##### Supplied entries

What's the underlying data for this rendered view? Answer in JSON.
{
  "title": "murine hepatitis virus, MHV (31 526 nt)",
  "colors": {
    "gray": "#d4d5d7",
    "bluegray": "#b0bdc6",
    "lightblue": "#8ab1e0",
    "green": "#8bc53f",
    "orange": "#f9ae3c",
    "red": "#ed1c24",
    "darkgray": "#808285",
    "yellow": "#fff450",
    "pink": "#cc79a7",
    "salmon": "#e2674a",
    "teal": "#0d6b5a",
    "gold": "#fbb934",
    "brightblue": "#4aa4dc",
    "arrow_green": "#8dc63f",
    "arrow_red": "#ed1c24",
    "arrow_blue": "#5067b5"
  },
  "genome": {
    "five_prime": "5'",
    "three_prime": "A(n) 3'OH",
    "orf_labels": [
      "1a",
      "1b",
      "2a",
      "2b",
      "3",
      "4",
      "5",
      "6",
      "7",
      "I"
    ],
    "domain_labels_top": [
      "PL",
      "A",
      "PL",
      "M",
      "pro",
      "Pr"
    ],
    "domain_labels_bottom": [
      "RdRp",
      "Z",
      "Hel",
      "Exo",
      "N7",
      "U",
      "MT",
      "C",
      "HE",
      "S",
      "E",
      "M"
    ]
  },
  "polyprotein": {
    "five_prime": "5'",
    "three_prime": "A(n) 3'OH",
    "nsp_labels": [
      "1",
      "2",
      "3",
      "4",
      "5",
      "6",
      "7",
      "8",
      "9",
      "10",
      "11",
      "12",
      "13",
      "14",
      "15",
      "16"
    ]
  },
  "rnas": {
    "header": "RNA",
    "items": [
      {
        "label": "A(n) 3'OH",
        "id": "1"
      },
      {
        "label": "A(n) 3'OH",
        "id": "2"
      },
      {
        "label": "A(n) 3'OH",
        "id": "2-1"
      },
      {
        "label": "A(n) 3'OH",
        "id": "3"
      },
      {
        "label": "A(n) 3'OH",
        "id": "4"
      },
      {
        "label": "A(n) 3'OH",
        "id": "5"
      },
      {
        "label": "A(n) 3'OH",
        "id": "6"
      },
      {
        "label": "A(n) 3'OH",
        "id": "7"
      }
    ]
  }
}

##########

= Work request =
Could you give the data again, word for word?

= Problem solution =
What's the underlying data for this rendered view? Answer in JSON.
{
  "title": "murine hepatitis virus, MHV (31 526 nt)",
  "colors": {
    "gray": "#d4d5d7",
    "bluegray": "#b0bdc6",
    "lightblue": "#8ab1e0",
    "green": "#8bc53f",
    "orange": "#f9ae3c",
    "red": "#ed1c24",
    "darkgray": "#808285",
    "yellow": "#fff450",
    "pink": "#cc79a7",
    "salmon": "#e2674a",
    "teal": "#0d6b5a",
    "gold": "#fbb934",
    "brightblue": "#4aa4dc",
    "arrow_green": "#8dc63f",
    "arrow_red": "#ed1c24",
    "arrow_blue": "#5067b5"
  },
  "genome": {
    "five_prime": "5'",
    "three_prime": "A(n) 3'OH",
    "orf_labels": [
      "1a",
      "1b",
      "2a",
      "2b",
      "3",
      "4",
      "5",
      "6",
      "7",
      "I"
    ],
    "domain_labels_top": [
      "PL",
      "A",
      "PL",
      "M",
      "pro",
      "Pr"
    ],
    "domain_labels_bottom": [
      "RdRp",
      "Z",
      "Hel",
      "Exo",
      "N7",
      "U",
      "MT",
      "C",
      "HE",
      "S",
      "E",
      "M"
    ]
  },
  "polyprotein": {
    "five_prime": "5'",
    "three_prime": "A(n) 3'OH",
    "nsp_labels": [
      "1",
      "2",
      "3",
      "4",
      "5",
      "6",
      "7",
      "8",
      "9",
      "10",
      "11",
      "12",
      "13",
      "14",
      "15",
      "16"
    ]
  },
  "rnas": {
    "header": "RNA",
    "items": [
      {
        "label": "A(n) 3'OH",
        "id": "1"
      },
      {
        "label": "A(n) 3'OH",
        "id": "2"
      },
      {
        "label": "A(n) 3'OH",
        "id": "2-1"
      },
      {
        "label": "A(n) 3'OH",
        "id": "3"
      },
      {
        "label": "A(n) 3'OH",
        "id": "4"
      },
      {
        "label": "A(n) 3'OH",
        "id": "5"
      },
      {
        "label": "A(n) 3'OH",
        "id": "6"
      },
      {
        "label": "A(n) 3'OH",
        "id": "7"
      }
    ]
  }
}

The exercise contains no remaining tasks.